■ **Aim of the exercise**: Among the lines below, count those containing the word "this". Give the number only.

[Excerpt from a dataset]
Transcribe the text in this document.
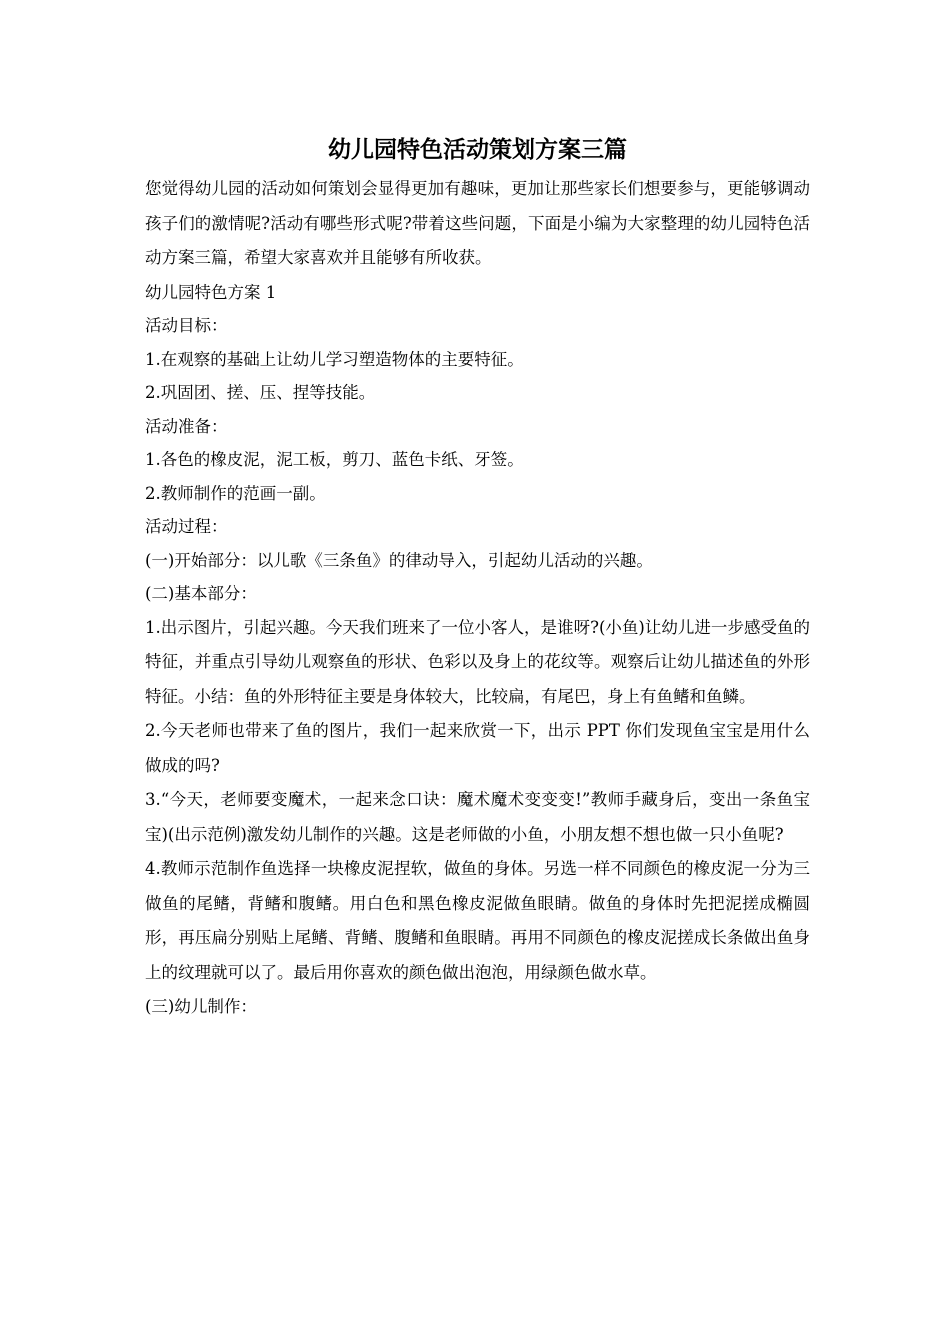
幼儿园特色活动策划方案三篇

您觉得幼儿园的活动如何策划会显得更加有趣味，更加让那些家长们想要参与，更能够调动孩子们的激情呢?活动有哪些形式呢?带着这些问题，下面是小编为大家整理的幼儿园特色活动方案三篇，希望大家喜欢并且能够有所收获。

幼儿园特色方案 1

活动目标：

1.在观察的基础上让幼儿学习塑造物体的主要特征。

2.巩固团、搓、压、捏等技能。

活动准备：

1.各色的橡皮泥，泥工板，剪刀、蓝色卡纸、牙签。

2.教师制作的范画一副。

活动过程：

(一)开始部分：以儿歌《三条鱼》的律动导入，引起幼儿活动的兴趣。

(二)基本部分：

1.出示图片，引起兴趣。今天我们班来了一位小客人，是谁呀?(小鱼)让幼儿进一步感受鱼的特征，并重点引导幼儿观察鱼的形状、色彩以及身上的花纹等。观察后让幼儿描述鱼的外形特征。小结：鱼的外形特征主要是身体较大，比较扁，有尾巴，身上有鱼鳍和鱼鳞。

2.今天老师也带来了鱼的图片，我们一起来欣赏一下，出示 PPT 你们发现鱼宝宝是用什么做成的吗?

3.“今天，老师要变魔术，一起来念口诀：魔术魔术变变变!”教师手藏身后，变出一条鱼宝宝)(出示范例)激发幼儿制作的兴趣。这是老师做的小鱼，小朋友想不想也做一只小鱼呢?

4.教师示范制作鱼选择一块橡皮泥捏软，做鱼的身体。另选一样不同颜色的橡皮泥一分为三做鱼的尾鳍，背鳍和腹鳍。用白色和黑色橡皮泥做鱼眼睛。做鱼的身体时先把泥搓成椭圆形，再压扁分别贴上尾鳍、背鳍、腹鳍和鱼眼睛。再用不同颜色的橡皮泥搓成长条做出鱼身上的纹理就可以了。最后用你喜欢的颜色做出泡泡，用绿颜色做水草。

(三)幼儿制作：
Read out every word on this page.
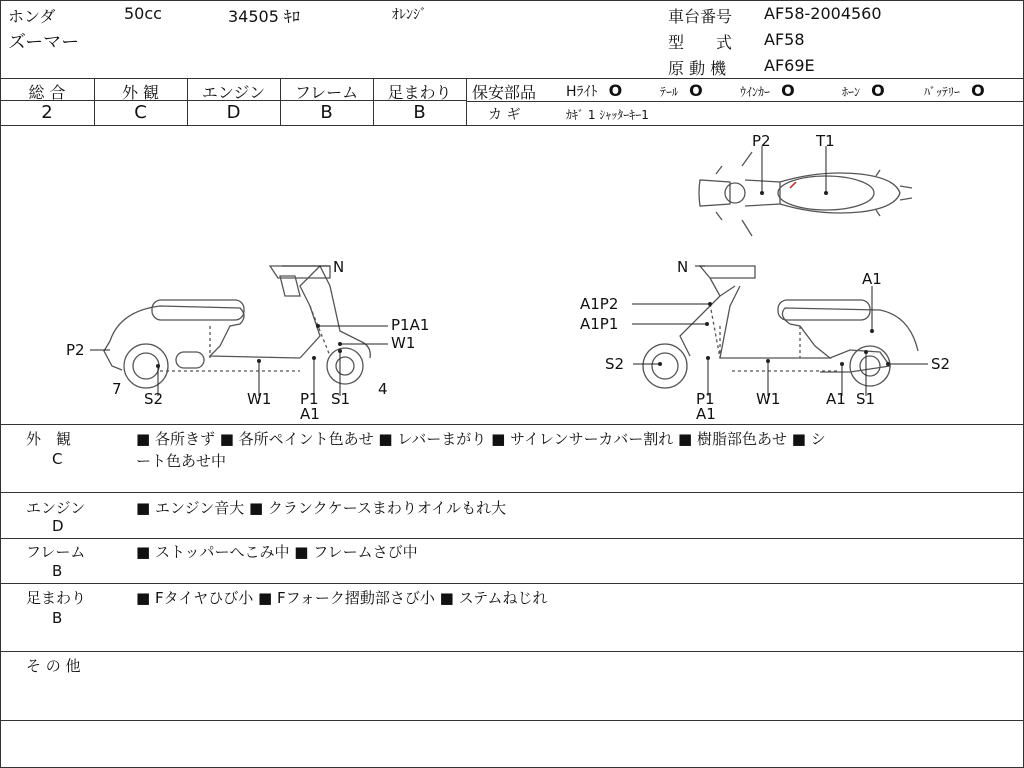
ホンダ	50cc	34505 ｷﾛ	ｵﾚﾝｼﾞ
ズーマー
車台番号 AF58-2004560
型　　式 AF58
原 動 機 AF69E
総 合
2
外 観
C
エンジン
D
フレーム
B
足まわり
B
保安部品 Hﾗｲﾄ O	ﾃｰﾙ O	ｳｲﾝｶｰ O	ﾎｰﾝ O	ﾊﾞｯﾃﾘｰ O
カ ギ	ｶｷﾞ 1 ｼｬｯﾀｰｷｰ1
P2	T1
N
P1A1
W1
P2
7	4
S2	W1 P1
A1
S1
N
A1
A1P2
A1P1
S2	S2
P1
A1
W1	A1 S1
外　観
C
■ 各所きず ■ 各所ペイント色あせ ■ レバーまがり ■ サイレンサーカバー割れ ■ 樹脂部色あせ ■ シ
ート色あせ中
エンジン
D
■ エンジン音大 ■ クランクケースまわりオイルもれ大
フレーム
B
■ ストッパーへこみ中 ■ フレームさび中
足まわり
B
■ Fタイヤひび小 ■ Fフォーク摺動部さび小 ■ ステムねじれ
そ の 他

■ **Exercise solution**: 2